• To do:
Every line below is to be copied exactly, with the pictures left out.

** Start **

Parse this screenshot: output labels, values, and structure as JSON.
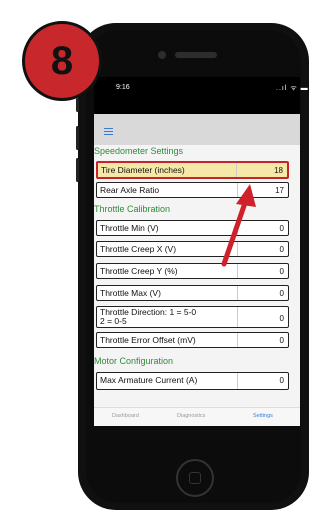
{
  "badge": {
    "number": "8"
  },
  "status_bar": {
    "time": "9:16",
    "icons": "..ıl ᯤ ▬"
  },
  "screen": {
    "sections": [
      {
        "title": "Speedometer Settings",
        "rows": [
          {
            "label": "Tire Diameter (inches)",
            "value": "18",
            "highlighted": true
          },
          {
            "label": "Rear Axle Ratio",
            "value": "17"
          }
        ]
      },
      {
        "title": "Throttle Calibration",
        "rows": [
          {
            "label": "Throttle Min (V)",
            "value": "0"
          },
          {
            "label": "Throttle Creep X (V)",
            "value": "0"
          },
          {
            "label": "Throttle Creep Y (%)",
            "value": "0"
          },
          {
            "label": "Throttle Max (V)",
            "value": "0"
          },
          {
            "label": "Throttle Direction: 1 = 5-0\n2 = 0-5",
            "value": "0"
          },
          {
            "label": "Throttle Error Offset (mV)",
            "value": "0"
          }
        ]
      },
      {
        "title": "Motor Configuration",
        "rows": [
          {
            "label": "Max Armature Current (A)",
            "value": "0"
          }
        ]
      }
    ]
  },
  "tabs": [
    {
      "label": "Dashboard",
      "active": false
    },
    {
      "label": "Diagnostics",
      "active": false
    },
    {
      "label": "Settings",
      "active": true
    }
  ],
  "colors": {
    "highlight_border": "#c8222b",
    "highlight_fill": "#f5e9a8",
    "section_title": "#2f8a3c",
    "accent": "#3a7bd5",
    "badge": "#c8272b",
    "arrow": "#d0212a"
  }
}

** End **

• Full answer:
Parse this screenshot: output labels, values, and structure as JSON.
{
  "badge": {
    "number": "8"
  },
  "status_bar": {
    "time": "9:16",
    "icons": "..ıl ᯤ ▬"
  },
  "screen": {
    "sections": [
      {
        "title": "Speedometer Settings",
        "rows": [
          {
            "label": "Tire Diameter (inches)",
            "value": "18",
            "highlighted": true
          },
          {
            "label": "Rear Axle Ratio",
            "value": "17"
          }
        ]
      },
      {
        "title": "Throttle Calibration",
        "rows": [
          {
            "label": "Throttle Min (V)",
            "value": "0"
          },
          {
            "label": "Throttle Creep X (V)",
            "value": "0"
          },
          {
            "label": "Throttle Creep Y (%)",
            "value": "0"
          },
          {
            "label": "Throttle Max (V)",
            "value": "0"
          },
          {
            "label": "Throttle Direction: 1 = 5-0\n2 = 0-5",
            "value": "0"
          },
          {
            "label": "Throttle Error Offset (mV)",
            "value": "0"
          }
        ]
      },
      {
        "title": "Motor Configuration",
        "rows": [
          {
            "label": "Max Armature Current (A)",
            "value": "0"
          }
        ]
      }
    ]
  },
  "tabs": [
    {
      "label": "Dashboard",
      "active": false
    },
    {
      "label": "Diagnostics",
      "active": false
    },
    {
      "label": "Settings",
      "active": true
    }
  ],
  "colors": {
    "highlight_border": "#c8222b",
    "highlight_fill": "#f5e9a8",
    "section_title": "#2f8a3c",
    "accent": "#3a7bd5",
    "badge": "#c8272b",
    "arrow": "#d0212a"
  }
}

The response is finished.